- [WRITTEN TASK] Report how many lines hold the word "JSON"; give nothing but the number.

- [DATA LINES]
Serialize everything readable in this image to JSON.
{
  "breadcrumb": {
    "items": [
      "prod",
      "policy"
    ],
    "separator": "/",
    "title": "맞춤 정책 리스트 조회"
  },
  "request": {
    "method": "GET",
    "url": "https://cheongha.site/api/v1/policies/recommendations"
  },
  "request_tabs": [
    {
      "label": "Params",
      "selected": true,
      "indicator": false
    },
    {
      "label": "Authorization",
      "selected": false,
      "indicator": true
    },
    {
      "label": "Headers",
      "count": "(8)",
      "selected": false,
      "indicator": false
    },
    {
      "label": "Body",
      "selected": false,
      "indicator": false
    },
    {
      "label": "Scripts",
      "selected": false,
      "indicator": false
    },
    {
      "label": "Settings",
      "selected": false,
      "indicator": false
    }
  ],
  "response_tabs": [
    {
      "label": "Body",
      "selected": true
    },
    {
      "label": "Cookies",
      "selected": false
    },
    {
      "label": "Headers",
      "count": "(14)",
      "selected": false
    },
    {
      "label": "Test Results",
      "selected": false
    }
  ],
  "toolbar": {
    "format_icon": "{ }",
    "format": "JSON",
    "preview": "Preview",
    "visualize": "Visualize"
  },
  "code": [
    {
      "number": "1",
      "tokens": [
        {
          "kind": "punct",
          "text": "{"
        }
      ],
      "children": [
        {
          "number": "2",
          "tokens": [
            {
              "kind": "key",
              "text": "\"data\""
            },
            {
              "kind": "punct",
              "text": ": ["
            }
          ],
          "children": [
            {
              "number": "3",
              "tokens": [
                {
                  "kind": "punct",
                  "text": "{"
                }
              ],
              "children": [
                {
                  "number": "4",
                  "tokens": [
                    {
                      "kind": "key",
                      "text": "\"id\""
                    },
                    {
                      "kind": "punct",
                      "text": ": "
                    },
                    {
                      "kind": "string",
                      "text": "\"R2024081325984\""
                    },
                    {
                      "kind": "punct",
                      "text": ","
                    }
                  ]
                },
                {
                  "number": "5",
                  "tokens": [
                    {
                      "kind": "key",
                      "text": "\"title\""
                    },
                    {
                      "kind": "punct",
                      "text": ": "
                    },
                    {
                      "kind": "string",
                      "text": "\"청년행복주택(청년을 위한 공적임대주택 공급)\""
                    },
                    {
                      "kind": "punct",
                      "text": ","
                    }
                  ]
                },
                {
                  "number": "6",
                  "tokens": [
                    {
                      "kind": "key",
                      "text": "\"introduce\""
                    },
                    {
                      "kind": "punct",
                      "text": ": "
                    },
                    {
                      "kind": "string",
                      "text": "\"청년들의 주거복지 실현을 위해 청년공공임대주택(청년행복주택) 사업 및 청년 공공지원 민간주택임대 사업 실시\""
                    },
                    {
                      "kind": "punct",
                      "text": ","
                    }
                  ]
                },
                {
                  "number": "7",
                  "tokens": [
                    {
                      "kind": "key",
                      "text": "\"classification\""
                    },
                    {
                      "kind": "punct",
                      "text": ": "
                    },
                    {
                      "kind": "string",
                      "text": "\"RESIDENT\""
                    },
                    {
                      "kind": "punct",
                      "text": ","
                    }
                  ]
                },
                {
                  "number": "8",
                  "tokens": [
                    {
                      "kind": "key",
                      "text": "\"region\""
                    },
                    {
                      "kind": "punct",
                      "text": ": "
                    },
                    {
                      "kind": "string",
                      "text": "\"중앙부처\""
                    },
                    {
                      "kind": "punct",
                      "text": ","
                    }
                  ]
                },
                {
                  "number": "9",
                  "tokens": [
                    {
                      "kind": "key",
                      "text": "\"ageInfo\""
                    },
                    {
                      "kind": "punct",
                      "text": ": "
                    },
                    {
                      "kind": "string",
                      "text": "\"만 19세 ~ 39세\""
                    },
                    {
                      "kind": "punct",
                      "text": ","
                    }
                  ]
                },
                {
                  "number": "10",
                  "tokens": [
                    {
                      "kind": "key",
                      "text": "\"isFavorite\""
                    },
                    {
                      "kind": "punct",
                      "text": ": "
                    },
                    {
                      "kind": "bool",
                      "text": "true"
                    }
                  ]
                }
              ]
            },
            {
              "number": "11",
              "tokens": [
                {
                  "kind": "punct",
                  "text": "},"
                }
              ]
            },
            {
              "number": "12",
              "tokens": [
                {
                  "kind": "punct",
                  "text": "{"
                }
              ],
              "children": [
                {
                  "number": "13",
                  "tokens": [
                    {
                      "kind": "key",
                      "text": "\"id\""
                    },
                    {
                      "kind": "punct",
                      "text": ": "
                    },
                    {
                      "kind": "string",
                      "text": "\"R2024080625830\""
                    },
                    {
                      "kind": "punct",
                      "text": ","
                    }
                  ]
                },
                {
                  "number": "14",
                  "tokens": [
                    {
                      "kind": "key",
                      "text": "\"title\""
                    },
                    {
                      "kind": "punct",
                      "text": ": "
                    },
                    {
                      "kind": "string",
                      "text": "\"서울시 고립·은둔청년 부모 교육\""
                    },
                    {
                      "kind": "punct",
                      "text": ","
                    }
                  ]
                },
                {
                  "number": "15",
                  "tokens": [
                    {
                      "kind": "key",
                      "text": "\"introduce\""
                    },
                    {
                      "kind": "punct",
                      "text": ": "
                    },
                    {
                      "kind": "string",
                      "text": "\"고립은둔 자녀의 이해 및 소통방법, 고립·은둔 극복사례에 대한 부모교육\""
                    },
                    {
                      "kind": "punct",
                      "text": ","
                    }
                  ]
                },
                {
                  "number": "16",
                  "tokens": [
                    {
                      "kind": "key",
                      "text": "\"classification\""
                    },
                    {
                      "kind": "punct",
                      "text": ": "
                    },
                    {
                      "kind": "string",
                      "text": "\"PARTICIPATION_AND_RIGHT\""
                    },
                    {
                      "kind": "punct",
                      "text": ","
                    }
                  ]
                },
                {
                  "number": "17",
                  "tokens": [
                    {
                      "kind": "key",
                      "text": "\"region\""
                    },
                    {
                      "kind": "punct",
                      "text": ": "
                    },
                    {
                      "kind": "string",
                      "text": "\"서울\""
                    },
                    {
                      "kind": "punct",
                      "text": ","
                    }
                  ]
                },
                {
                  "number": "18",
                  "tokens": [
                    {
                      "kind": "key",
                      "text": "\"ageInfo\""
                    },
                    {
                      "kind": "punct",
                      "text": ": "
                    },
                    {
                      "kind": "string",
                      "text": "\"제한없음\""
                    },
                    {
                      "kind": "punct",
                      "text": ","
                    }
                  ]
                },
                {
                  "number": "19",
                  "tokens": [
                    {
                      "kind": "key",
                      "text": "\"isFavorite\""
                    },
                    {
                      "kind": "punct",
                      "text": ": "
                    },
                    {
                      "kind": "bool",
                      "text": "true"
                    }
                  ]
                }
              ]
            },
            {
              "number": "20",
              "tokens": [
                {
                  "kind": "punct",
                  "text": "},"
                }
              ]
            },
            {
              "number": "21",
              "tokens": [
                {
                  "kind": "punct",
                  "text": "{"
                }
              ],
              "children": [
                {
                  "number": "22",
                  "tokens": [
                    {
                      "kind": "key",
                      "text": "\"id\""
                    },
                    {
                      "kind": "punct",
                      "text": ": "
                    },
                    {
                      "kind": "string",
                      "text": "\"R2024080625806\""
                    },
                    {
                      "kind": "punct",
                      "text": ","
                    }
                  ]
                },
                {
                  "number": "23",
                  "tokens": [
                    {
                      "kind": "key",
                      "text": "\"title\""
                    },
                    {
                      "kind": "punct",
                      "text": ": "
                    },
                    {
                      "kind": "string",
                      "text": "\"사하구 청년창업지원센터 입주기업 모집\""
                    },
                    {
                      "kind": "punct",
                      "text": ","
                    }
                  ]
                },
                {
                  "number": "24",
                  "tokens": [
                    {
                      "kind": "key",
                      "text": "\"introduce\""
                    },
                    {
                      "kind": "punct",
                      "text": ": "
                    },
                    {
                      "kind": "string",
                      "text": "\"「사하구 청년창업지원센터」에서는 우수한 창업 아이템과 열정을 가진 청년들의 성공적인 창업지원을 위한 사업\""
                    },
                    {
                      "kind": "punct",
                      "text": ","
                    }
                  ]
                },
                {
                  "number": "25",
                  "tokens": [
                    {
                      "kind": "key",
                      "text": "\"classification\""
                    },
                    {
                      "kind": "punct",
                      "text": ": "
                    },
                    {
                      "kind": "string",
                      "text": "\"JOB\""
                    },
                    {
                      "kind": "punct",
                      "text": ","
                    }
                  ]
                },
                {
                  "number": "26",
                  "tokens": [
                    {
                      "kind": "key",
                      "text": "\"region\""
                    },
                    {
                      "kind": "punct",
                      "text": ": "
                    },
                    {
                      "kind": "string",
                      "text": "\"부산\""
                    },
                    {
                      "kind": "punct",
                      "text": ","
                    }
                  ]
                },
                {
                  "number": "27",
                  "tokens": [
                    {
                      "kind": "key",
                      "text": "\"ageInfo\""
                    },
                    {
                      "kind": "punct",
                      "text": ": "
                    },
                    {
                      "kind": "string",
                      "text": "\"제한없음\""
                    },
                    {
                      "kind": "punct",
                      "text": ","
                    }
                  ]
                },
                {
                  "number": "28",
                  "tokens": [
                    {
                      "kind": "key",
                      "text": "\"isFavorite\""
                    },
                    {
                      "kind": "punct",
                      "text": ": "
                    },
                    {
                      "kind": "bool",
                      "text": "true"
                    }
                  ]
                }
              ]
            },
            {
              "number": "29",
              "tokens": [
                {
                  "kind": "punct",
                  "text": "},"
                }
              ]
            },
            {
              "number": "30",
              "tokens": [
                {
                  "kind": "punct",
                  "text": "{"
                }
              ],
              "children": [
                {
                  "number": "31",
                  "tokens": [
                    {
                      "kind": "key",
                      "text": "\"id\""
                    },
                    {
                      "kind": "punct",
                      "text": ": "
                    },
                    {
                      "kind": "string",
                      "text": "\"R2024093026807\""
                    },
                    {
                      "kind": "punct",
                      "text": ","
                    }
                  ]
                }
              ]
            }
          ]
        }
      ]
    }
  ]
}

- [SOLUTION FOR THIS TASK] 2